_WHAT THE TASK ASKS_: Copy all the material below, exactly as it stands.

-*-

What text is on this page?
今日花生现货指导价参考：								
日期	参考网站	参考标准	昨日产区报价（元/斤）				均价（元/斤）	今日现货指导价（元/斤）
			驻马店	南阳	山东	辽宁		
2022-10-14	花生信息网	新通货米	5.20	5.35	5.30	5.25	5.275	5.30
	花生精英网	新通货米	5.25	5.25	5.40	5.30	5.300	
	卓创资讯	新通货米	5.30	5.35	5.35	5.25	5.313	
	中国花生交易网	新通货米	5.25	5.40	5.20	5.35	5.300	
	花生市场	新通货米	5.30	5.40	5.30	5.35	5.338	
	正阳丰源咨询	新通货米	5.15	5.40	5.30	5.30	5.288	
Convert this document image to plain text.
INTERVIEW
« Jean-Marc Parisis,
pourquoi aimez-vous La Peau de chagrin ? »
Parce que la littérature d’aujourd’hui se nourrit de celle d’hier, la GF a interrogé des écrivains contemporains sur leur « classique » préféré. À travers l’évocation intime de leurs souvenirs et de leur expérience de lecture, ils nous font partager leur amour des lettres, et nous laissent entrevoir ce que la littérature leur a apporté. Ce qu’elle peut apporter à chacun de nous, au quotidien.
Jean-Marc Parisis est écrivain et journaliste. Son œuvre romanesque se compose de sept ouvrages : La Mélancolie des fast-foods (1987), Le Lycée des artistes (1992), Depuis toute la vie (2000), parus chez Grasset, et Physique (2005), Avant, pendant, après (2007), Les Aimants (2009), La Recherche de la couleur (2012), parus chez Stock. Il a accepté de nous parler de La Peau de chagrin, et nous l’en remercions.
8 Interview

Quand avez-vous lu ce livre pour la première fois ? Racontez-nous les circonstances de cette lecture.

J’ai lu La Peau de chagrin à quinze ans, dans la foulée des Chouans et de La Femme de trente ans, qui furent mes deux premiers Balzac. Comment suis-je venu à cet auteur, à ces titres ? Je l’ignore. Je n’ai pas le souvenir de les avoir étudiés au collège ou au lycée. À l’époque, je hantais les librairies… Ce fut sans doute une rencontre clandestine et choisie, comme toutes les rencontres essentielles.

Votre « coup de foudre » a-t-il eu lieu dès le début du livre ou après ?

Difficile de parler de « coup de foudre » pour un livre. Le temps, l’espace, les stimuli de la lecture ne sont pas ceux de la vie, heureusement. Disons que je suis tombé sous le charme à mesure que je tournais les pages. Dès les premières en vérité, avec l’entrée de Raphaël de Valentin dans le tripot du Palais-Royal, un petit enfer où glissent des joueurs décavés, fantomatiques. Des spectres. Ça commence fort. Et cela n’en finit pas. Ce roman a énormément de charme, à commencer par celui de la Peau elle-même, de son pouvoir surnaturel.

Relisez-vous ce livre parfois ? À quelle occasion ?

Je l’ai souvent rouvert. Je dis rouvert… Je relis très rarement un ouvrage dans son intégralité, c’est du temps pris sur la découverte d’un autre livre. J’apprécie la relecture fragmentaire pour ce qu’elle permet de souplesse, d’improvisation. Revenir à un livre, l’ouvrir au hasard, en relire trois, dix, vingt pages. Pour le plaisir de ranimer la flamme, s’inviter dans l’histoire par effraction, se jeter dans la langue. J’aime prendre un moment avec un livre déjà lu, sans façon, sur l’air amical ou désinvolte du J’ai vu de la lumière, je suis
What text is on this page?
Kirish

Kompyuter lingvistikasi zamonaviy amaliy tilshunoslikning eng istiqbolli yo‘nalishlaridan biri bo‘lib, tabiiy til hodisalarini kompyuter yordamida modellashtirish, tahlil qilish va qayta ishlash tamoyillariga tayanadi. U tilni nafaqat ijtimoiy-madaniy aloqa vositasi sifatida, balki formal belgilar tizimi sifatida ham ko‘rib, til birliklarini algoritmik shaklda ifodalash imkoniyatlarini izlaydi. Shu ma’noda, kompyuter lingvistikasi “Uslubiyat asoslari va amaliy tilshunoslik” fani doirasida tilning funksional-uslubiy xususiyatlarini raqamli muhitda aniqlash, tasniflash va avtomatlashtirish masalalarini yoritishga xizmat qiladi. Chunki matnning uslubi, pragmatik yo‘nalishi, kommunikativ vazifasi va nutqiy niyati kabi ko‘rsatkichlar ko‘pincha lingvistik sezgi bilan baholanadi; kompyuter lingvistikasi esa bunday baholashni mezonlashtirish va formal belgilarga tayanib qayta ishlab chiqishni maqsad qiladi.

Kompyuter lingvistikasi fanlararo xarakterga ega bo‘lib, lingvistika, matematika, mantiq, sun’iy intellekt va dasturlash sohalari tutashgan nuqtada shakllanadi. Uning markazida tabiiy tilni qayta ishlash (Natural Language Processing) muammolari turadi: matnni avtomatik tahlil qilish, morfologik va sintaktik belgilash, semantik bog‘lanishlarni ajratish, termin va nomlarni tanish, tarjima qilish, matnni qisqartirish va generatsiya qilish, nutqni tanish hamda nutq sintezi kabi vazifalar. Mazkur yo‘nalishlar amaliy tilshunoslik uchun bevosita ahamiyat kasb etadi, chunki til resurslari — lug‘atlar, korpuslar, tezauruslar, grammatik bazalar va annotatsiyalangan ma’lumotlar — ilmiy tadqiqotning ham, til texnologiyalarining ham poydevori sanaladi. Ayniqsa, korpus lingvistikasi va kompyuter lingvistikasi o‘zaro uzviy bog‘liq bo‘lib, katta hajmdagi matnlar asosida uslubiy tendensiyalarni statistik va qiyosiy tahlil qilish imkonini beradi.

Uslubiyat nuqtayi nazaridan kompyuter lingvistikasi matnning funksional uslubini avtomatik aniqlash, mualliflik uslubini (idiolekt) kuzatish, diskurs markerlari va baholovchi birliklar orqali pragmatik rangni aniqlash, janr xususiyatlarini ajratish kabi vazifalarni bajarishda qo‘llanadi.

-*-

_RESPONSE TO THIS EXERCISE_:
What text is on this page?
今日花生现货指导价参考：								
日期	参考网站	参考标准	昨日产区报价（元/斤）				均价（元/斤）	今日现货指导价（元/斤）
			驻马店	南阳	山东	辽宁		
2022-10-14	花生信息网	新通货米	5.20	5.35	5.30	5.25	5.275	5.30
	花生精英网	新通货米	5.25	5.25	5.40	5.30	5.300	
	卓创资讯	新通货米	5.30	5.35	5.35	5.25	5.313	
	中国花生交易网	新通货米	5.25	5.40	5.20	5.35	5.300	
	花生市场	新通货米	5.30	5.40	5.30	5.35	5.338	
	正阳丰源咨询	新通货米	5.15	5.40	5.30	5.30	5.288	
Convert this document image to plain text.
INTERVIEW
« Jean-Marc Parisis,
pourquoi aimez-vous La Peau de chagrin ? »
Parce que la littérature d’aujourd’hui se nourrit de celle d’hier, la GF a interrogé des écrivains contemporains sur leur « classique » préféré. À travers l’évocation intime de leurs souvenirs et de leur expérience de lecture, ils nous font partager leur amour des lettres, et nous laissent entrevoir ce que la littérature leur a apporté. Ce qu’elle peut apporter à chacun de nous, au quotidien.
Jean-Marc Parisis est écrivain et journaliste. Son œuvre romanesque se compose de sept ouvrages : La Mélancolie des fast-foods (1987), Le Lycée des artistes (1992), Depuis toute la vie (2000), parus chez Grasset, et Physique (2005), Avant, pendant, après (2007), Les Aimants (2009), La Recherche de la couleur (2012), parus chez Stock. Il a accepté de nous parler de La Peau de chagrin, et nous l’en remercions.
8 Interview

Quand avez-vous lu ce livre pour la première fois ? Racontez-nous les circonstances de cette lecture.

J’ai lu La Peau de chagrin à quinze ans, dans la foulée des Chouans et de La Femme de trente ans, qui furent mes deux premiers Balzac. Comment suis-je venu à cet auteur, à ces titres ? Je l’ignore. Je n’ai pas le souvenir de les avoir étudiés au collège ou au lycée. À l’époque, je hantais les librairies… Ce fut sans doute une rencontre clandestine et choisie, comme toutes les rencontres essentielles.

Votre « coup de foudre » a-t-il eu lieu dès le début du livre ou après ?

Difficile de parler de « coup de foudre » pour un livre. Le temps, l’espace, les stimuli de la lecture ne sont pas ceux de la vie, heureusement. Disons que je suis tombé sous le charme à mesure que je tournais les pages. Dès les premières en vérité, avec l’entrée de Raphaël de Valentin dans le tripot du Palais-Royal, un petit enfer où glissent des joueurs décavés, fantomatiques. Des spectres. Ça commence fort. Et cela n’en finit pas. Ce roman a énormément de charme, à commencer par celui de la Peau elle-même, de son pouvoir surnaturel.

Relisez-vous ce livre parfois ? À quelle occasion ?

Je l’ai souvent rouvert. Je dis rouvert… Je relis très rarement un ouvrage dans son intégralité, c’est du temps pris sur la découverte d’un autre livre. J’apprécie la relecture fragmentaire pour ce qu’elle permet de souplesse, d’improvisation. Revenir à un livre, l’ouvrir au hasard, en relire trois, dix, vingt pages. Pour le plaisir de ranimer la flamme, s’inviter dans l’histoire par effraction, se jeter dans la langue. J’aime prendre un moment avec un livre déjà lu, sans façon, sur l’air amical ou désinvolte du J’ai vu de la lumière, je suis
What text is on this page?
Kirish

Kompyuter lingvistikasi zamonaviy amaliy tilshunoslikning eng istiqbolli yo‘nalishlaridan biri bo‘lib, tabiiy til hodisalarini kompyuter yordamida modellashtirish, tahlil qilish va qayta ishlash tamoyillariga tayanadi. U tilni nafaqat ijtimoiy-madaniy aloqa vositasi sifatida, balki formal belgilar tizimi sifatida ham ko‘rib, til birliklarini algoritmik shaklda ifodalash imkoniyatlarini izlaydi. Shu ma’noda, kompyuter lingvistikasi “Uslubiyat asoslari va amaliy tilshunoslik” fani doirasida tilning funksional-uslubiy xususiyatlarini raqamli muhitda aniqlash, tasniflash va avtomatlashtirish masalalarini yoritishga xizmat qiladi. Chunki matnning uslubi, pragmatik yo‘nalishi, kommunikativ vazifasi va nutqiy niyati kabi ko‘rsatkichlar ko‘pincha lingvistik sezgi bilan baholanadi; kompyuter lingvistikasi esa bunday baholashni mezonlashtirish va formal belgilarga tayanib qayta ishlab chiqishni maqsad qiladi.

Kompyuter lingvistikasi fanlararo xarakterga ega bo‘lib, lingvistika, matematika, mantiq, sun’iy intellekt va dasturlash sohalari tutashgan nuqtada shakllanadi. Uning markazida tabiiy tilni qayta ishlash (Natural Language Processing) muammolari turadi: matnni avtomatik tahlil qilish, morfologik va sintaktik belgilash, semantik bog‘lanishlarni ajratish, termin va nomlarni tanish, tarjima qilish, matnni qisqartirish va generatsiya qilish, nutqni tanish hamda nutq sintezi kabi vazifalar. Mazkur yo‘nalishlar amaliy tilshunoslik uchun bevosita ahamiyat kasb etadi, chunki til resurslari — lug‘atlar, korpuslar, tezauruslar, grammatik bazalar va annotatsiyalangan ma’lumotlar — ilmiy tadqiqotning ham, til texnologiyalarining ham poydevori sanaladi. Ayniqsa, korpus lingvistikasi va kompyuter lingvistikasi o‘zaro uzviy bog‘liq bo‘lib, katta hajmdagi matnlar asosida uslubiy tendensiyalarni statistik va qiyosiy tahlil qilish imkonini beradi.

Uslubiyat nuqtayi nazaridan kompyuter lingvistikasi matnning funksional uslubini avtomatik aniqlash, mualliflik uslubini (idiolekt) kuzatish, diskurs markerlari va baholovchi birliklar orqali pragmatik rangni aniqlash, janr xususiyatlarini ajratish kabi vazifalarni bajarishda qo‘llanadi.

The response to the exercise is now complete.